(Things to do)
- a) List the value attributes of the option tags in the sample select markup in the Playwright select article.
- b) Carry on the Playwright select article from the point where it stops.
[[ Selected passage, beginning ]]
2025, Oct 05 11:00

How to set the same value on multiple HTML select elements in Playwright Python using reliable waits

Learn how to set the same option on multiple HTML select elements in Playwright Python. Use query_selector_all, locators and wait_for to avoid timing errors.

Setting the same value across multiple HTML select elements is a trivial-sounding task that can turn frustrating when you bump into API mismatches or timing issues. If you are using Playwright’s Python sync API and need to flip every select on the page to a specific option, here’s how to do it without surprises.

Reproducing the issue

The page contains multiple select elements, for example:

<select class="sc-fzXfMv sc-fzXfMw dRuVWn">
  <option value="json">JSON</option>
  <option value="text">Text</option>
  <option value="raw">Hex</option>
</select>

The initial attempts to iterate and set the option ran into errors like missing attributes and non-iterable locators:

# Attempt 1
pg.locator("select").all()    # AttributeError: 'Locator' object has no attribute 'all'

# Attempt 2
pg.query_selector_all("select")    # AttributeError: 'Page' object has no attribute 'query_selector_all'

# Attempt 3
for ddl in pg.locator("select"):
    ddl.select_option("raw")        # TypeError: 'Locator' object is not iterable

# Attempt 4
sels = pg.locator("select")
for s in sels:
    s.select_option("raw")          # same error, not iterable

What’s really going on

The core of the problem is twofold. First, a Locator is not something you can loop over directly; it represents a query that can match many elements, but it isn’t an iterable itself. Second, timing matters. If the selects are not yet present or visible, operations that require them to exist or be interactable will fail. That is why it’s important to either fetch a concrete list of elements up front or wait appropriately before expanding a locator into a list.
[[ Selected passage, end ]]
[[ Material supplied, beginning ]]
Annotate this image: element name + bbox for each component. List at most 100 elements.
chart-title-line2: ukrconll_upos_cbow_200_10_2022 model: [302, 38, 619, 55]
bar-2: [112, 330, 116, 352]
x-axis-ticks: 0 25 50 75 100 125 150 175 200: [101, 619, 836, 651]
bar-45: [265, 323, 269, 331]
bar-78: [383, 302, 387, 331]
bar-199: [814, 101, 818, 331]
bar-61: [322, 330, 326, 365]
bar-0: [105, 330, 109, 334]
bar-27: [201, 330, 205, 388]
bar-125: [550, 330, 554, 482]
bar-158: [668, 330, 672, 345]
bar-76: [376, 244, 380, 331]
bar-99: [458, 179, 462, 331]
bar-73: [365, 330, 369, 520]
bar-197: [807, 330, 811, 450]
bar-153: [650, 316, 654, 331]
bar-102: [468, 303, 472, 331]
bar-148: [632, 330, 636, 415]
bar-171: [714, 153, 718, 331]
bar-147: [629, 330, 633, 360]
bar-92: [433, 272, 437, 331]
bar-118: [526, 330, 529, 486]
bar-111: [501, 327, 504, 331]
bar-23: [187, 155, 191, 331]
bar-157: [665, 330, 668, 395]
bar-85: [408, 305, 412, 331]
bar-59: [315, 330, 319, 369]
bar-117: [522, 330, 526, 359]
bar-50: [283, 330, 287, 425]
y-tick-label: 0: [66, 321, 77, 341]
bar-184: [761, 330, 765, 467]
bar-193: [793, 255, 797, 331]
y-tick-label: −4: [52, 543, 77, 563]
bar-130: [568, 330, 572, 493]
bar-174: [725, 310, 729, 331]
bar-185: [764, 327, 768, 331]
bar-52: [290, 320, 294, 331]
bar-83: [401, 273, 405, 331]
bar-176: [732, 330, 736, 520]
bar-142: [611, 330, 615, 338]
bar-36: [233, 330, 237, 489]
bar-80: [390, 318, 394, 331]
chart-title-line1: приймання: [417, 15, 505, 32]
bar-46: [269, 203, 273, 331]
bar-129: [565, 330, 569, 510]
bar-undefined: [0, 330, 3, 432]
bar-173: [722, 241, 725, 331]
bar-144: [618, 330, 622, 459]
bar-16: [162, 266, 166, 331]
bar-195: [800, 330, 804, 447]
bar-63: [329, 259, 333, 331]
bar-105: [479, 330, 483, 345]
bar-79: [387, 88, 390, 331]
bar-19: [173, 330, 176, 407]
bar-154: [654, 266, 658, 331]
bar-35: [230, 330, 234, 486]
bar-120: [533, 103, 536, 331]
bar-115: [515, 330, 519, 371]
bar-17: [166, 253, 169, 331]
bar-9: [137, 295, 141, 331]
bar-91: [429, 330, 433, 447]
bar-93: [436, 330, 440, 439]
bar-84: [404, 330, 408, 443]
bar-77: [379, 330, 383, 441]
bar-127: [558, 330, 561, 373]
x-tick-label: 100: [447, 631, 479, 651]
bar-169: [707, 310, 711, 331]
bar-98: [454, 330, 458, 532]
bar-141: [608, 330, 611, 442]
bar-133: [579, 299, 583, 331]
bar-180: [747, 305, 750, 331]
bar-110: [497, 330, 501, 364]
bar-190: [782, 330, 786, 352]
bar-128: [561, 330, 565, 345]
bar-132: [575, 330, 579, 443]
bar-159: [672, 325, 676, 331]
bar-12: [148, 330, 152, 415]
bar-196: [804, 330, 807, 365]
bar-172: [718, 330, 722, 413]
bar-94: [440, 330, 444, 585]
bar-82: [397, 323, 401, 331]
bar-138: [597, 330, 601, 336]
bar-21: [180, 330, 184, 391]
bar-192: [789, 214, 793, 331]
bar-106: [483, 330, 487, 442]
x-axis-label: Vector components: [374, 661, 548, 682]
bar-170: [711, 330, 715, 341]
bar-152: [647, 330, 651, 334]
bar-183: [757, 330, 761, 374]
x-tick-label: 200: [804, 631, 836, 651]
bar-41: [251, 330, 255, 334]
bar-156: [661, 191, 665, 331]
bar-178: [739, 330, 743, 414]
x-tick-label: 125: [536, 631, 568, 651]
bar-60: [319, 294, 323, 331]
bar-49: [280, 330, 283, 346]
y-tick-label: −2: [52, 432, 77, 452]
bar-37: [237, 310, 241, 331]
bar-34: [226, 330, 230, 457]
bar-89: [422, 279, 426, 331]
[[ Material supplied, end ]]
(Per-task outputs)
- a) json, text, raw

- b)
Two working approaches

The first approach is to fetch a concrete list of select elements and iterate over it. This uses query_selector_all and selects the desired option on each element:

dropdown_nodes = pg.query_selector_all("select")
for node in dropdown_nodes:
    node.select_option("raw")

An alternative is to stay with locators and convert them to a list only after waiting. Waiting ensures the elements are ready before you iterate over them. The following uses wait_for followed by all:

menus = pg.locator("select")
menus.first.wait_for(state="attached")
for item in menus.all():
    item.select_option("raw")

It can also be practical to rely on the default visible wait predicate. This variation waits for the first matching select to become visible before enumerating all of them:

lists = pg.locator("select")
lists.first.wait_for()
for dd in lists.all():
    dd.select_option("raw")

If your issue turned out to be that the elements weren’t visible yet, the wait step is what unlocks reliability.

Why this matters

Playwright’s sync API gives you powerful auto-waiting semantics, but you still need to pick the right level of abstraction. Iterating a Locator directly won’t work, and trying to rush a selection before the DOM is ready leads to avoidable errors. By either enumerating a concrete list with query_selector_all or waiting on a Locator and then using all, you keep the code explicit and robust. If multiple elements match, using first for wait_for also avoids trouble in strict scenarios.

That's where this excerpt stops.